Monday, 28 May 2012

What If...?

One of the great problems with the Star Wars RPG (all versions) is that the most interesting time frame to play in is around the time of the "Holy Trilogy", but that during that time frame events are dominated by certain powerful, named heroes. (Incidentally, Dragonlance has always had exactly the same problem, although that's less of an issue these days.)

There are several ways to get around this issue: set the game far in the past, set the game far in the future, set the game in some distant corner of the galaxy... (There's also a lot of play in "Dark Times" campaigns, set between the prequels and the real films, of course.)

But one of the most fun is the "what if..." campaign - change some aspect of the known story, and derive from there. The most extreme example I've used is, of course, my "Mirror Universe" game, which stood pretty much everything on it's head. Another "what if..." campaign I've considered would take place after the Battle of Endor, but would posit a very different outcome - Vader and the Emperor are dead, but Luke turned to the Dark Side in doing so, and is now emperor himself. Han died on Endor, Admiral Ackbar is dead, and the remnants of the Rebellion are now led by a heartbroken Leia...

But this morning I found myself pondering another "What if..." campaign: What if Luke and Leia had never been born? What if, at the end of "Revenge of the Sith", Vader had simply killed Padme outright, so that her children didn't survive? (Or, alternately... what if she had survived, but her children had not? Hmm...)

- Task brief -
Write out the passage of the Star Wars RPG post that starts with "But this morning" and goes on through "had not? Hmm...)".

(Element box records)
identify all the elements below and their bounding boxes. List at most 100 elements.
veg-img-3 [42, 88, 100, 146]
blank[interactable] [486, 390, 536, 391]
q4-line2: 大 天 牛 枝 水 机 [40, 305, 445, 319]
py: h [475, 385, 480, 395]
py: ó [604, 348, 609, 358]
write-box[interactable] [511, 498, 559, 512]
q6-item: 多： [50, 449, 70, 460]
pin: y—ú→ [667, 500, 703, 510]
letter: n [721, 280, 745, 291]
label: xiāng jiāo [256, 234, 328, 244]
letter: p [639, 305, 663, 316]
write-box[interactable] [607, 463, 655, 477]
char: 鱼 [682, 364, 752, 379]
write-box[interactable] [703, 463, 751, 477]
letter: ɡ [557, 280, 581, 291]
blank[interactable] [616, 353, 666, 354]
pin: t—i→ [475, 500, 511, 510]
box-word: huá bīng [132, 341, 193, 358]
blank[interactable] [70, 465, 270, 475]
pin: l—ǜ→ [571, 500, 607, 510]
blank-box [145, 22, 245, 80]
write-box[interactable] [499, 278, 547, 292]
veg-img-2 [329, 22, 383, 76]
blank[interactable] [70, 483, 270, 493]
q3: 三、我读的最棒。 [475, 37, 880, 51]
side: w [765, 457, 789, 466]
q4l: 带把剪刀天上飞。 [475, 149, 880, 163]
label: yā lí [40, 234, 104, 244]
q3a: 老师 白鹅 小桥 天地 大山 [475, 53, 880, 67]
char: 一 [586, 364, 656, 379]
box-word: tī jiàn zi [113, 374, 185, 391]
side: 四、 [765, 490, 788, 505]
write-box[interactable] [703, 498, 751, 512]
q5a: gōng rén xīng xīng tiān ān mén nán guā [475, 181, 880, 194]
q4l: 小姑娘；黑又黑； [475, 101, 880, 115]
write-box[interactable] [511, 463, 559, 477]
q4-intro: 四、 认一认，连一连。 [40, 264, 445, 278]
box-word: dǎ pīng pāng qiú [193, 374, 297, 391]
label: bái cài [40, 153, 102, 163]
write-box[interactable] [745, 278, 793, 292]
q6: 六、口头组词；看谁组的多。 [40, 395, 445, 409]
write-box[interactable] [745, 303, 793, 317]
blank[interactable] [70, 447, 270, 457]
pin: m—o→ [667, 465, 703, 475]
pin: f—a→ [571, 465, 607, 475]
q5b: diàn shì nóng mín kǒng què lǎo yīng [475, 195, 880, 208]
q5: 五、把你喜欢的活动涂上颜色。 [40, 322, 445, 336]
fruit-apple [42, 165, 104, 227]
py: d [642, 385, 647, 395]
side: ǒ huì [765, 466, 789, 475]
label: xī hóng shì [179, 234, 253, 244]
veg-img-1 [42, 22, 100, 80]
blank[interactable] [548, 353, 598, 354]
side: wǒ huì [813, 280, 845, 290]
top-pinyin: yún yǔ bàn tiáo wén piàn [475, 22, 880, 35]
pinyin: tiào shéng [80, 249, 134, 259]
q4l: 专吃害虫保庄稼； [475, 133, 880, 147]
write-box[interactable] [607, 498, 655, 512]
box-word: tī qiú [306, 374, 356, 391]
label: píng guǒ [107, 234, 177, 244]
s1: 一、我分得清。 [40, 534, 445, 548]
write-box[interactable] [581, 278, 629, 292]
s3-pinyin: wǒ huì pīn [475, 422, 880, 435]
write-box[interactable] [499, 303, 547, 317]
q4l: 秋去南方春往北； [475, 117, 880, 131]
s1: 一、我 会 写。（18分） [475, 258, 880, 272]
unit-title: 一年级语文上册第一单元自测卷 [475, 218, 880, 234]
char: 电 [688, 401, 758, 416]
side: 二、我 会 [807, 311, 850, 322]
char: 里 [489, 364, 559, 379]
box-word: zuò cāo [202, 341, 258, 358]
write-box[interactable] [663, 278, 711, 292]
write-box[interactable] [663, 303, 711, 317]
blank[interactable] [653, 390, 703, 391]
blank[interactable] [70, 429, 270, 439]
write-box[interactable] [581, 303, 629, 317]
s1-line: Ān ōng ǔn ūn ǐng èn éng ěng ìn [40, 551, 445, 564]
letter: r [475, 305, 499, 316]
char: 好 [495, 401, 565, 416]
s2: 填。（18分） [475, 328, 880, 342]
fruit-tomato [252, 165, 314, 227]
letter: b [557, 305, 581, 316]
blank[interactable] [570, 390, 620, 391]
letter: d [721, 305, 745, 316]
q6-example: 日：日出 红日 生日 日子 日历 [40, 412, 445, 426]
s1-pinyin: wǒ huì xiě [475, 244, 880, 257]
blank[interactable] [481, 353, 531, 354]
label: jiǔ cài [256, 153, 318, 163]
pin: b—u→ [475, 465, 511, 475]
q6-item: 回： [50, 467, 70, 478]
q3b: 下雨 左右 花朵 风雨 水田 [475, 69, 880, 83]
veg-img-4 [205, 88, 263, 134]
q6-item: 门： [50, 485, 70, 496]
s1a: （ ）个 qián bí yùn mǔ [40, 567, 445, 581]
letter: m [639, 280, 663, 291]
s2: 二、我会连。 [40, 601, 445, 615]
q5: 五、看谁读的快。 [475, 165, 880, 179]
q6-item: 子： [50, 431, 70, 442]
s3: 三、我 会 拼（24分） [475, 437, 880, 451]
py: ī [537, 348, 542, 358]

- Final answer -
But this morning I found myself pondering another "What if..." campaign: What if Luke and Leia had never been born? What if, at the end of "Revenge of the Sith", Vader had simply killed Padme outright, so that her children didn't survive? (Or, alternately... what if she had survived, but her children had not? Hmm...)